◆ **TASK BRIEF**:
Find the word "JSON" in the records below. List each line containing it.

◆ **DATASET RECORDS**:
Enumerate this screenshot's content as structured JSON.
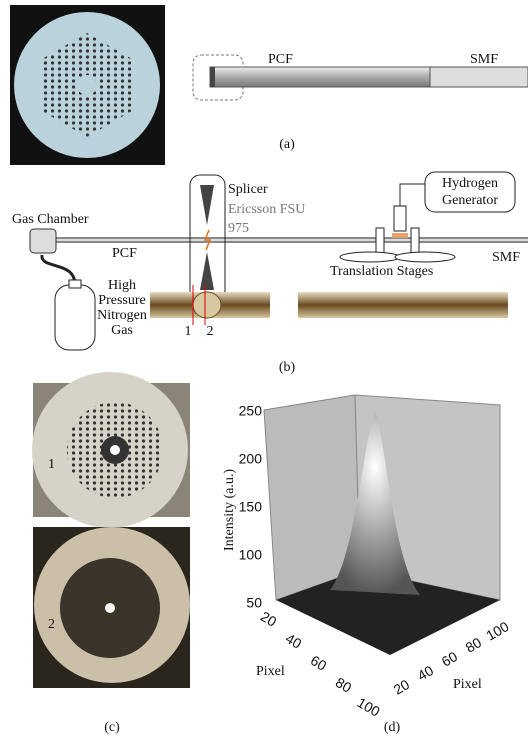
{
  "panel_a": {
    "fiber_left": "PCF",
    "fiber_right": "SMF",
    "caption": "(a)"
  },
  "panel_b": {
    "gas_chamber": "Gas Chamber",
    "fiber_left": "PCF",
    "splicer": "Splicer",
    "splicer_model": [
      "Ericsson FSU",
      "975"
    ],
    "generator": [
      "Hydrogen",
      "Generator"
    ],
    "stages": "Translation Stages",
    "fiber_right": "SMF",
    "gas_source": [
      "High",
      "Pressure",
      "Nitrogen",
      "Gas"
    ],
    "positions": [
      "1",
      "2"
    ],
    "caption": "(b)"
  },
  "panel_c": {
    "images": [
      "1",
      "2"
    ],
    "caption": "(c)"
  },
  "panel_d": {
    "z_label": "Intensity (a.u.)",
    "z_ticks": [
      250,
      200,
      150,
      100,
      50
    ],
    "x_label": "Pixel",
    "x_ticks": [
      20,
      40,
      60,
      80,
      100
    ],
    "y_label": "Pixel",
    "y_ticks": [
      100,
      80,
      60,
      40,
      20
    ],
    "caption": "(d)"
  }
}
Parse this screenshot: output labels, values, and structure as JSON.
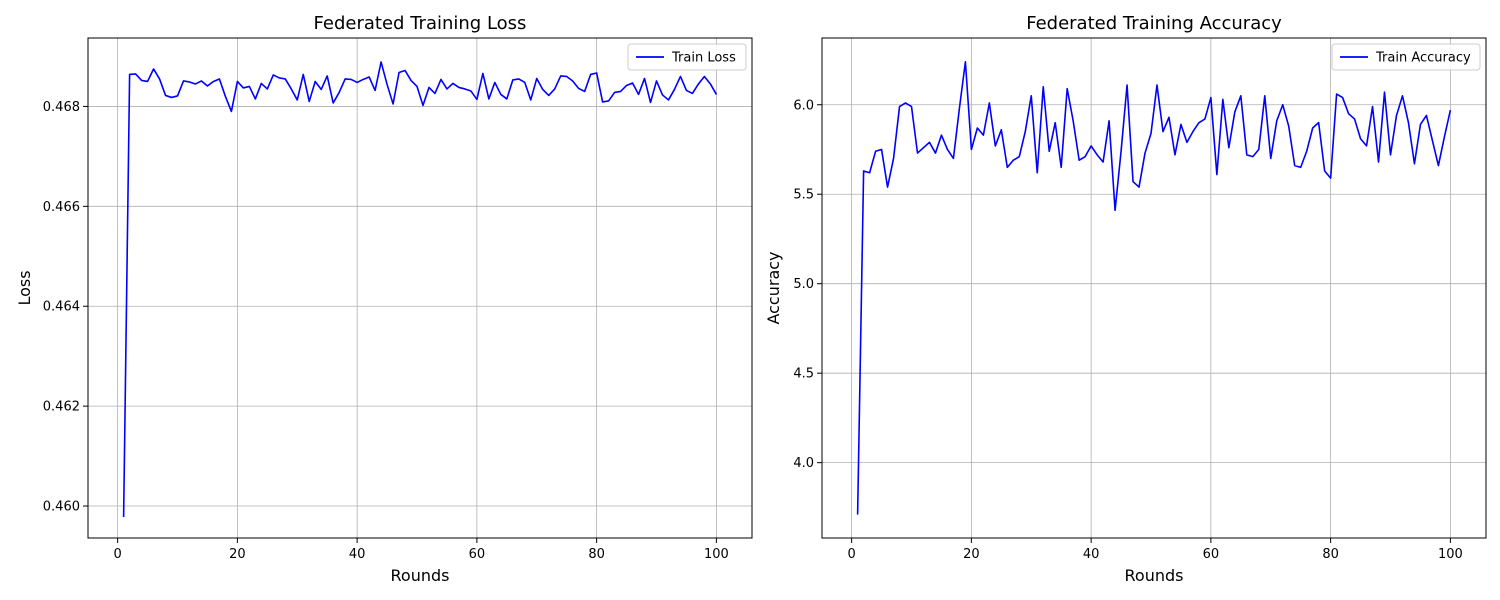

◆ **RESPONSE TO THIS EXERCISE**:
Enumerate this screenshot's content as structured JSON.
Parse this screenshot: output labels, values, and structure as JSON.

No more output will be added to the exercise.